→ Material to process

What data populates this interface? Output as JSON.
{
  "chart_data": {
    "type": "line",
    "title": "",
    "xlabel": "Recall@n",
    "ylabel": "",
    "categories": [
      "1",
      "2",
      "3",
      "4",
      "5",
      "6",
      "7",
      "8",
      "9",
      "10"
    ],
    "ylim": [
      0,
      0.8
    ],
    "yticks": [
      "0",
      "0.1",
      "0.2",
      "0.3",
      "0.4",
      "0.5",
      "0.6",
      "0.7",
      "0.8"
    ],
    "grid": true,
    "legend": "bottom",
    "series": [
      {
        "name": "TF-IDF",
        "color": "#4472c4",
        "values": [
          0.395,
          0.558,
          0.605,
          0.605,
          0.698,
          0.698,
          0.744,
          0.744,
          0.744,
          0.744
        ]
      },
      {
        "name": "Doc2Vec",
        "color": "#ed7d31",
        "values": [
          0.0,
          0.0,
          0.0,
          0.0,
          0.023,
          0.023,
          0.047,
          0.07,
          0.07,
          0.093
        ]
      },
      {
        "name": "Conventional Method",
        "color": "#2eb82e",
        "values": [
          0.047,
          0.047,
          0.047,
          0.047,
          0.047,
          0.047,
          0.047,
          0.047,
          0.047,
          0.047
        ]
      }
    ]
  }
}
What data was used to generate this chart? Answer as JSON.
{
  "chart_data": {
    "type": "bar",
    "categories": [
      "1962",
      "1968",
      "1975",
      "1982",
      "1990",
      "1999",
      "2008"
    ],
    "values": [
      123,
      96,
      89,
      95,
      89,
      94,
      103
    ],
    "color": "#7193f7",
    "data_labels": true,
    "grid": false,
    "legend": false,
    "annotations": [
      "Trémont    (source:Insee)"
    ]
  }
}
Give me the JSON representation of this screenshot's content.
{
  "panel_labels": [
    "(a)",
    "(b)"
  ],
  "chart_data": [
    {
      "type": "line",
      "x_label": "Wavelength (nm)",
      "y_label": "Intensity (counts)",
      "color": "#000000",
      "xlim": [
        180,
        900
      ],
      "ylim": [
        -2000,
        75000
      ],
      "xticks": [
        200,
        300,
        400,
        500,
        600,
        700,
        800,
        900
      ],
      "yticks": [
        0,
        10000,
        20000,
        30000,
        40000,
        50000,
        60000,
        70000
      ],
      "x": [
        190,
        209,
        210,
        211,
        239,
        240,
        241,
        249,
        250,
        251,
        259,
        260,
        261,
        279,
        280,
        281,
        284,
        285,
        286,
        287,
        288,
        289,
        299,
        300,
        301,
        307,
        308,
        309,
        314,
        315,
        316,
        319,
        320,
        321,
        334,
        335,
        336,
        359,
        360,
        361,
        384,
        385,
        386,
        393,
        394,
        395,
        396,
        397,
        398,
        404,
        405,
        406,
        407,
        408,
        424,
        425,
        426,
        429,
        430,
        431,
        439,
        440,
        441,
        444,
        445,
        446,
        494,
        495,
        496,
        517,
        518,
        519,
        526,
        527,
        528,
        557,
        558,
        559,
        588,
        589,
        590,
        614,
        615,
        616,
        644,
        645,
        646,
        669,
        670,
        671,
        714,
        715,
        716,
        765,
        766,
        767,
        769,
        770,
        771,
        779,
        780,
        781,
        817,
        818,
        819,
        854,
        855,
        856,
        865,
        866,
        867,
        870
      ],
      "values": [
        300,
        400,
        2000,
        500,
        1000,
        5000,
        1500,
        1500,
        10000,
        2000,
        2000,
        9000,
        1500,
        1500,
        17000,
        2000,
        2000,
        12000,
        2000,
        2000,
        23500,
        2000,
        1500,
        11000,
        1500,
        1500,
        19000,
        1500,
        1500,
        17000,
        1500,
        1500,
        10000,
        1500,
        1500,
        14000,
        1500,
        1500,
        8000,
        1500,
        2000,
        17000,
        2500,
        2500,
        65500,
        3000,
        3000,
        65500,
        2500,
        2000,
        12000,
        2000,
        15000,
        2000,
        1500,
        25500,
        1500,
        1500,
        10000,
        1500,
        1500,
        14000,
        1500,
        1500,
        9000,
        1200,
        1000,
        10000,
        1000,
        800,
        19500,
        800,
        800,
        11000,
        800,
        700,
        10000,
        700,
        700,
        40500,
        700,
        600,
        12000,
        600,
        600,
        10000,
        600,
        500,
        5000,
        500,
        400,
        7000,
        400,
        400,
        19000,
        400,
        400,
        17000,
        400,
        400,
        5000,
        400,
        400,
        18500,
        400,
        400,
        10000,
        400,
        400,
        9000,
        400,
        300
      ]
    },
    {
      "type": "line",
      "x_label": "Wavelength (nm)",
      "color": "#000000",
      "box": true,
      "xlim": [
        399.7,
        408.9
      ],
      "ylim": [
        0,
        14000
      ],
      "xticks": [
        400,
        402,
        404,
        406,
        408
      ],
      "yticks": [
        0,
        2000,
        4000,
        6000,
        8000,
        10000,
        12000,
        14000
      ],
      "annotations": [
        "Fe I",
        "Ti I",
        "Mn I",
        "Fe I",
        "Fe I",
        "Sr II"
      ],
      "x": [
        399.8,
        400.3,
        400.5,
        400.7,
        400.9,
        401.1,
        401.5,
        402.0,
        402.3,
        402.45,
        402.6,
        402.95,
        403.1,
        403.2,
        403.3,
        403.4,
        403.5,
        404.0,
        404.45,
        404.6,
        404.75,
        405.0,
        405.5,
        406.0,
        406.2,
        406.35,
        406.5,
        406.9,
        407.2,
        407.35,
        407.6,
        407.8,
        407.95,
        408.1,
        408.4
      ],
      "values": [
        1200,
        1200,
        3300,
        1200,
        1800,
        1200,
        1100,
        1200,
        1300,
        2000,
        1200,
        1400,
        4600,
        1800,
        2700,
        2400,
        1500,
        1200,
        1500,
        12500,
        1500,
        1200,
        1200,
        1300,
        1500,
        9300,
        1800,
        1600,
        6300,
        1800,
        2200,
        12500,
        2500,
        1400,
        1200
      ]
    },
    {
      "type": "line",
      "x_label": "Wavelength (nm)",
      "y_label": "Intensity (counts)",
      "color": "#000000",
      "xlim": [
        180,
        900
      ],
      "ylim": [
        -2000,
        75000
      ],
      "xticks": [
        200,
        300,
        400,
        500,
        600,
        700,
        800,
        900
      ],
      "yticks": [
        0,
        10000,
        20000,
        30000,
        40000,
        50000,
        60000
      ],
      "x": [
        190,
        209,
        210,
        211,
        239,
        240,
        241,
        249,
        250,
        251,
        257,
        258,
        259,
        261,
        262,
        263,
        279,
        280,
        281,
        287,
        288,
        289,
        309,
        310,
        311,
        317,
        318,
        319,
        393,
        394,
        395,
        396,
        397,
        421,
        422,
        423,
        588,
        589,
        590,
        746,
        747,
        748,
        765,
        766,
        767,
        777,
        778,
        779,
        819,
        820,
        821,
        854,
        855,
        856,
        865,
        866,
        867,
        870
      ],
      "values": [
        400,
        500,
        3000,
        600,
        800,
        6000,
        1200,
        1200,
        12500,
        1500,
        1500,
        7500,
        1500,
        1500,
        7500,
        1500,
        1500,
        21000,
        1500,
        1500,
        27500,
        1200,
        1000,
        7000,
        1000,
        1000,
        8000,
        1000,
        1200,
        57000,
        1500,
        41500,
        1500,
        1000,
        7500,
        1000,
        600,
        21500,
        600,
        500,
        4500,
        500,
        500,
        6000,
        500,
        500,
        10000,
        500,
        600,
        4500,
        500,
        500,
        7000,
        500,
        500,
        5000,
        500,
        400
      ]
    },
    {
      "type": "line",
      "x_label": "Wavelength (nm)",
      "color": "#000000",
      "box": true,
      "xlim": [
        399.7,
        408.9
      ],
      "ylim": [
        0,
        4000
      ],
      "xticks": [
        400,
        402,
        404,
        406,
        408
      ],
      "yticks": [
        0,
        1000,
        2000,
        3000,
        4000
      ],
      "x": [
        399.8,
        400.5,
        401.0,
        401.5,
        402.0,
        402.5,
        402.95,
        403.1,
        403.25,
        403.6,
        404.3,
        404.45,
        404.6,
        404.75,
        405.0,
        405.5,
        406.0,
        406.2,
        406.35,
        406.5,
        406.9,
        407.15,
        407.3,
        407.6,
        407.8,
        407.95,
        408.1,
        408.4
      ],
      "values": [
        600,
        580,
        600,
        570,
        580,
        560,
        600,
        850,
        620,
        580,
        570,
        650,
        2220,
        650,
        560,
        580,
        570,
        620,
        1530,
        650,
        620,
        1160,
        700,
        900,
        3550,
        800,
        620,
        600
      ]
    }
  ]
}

→ Written request
Which lines hold the word "JSON"? Return all of them from the records above.

→ Final result
What data populates this interface? Output as JSON.
What data was used to generate this chart? Answer as JSON.
Give me the JSON representation of this screenshot's content.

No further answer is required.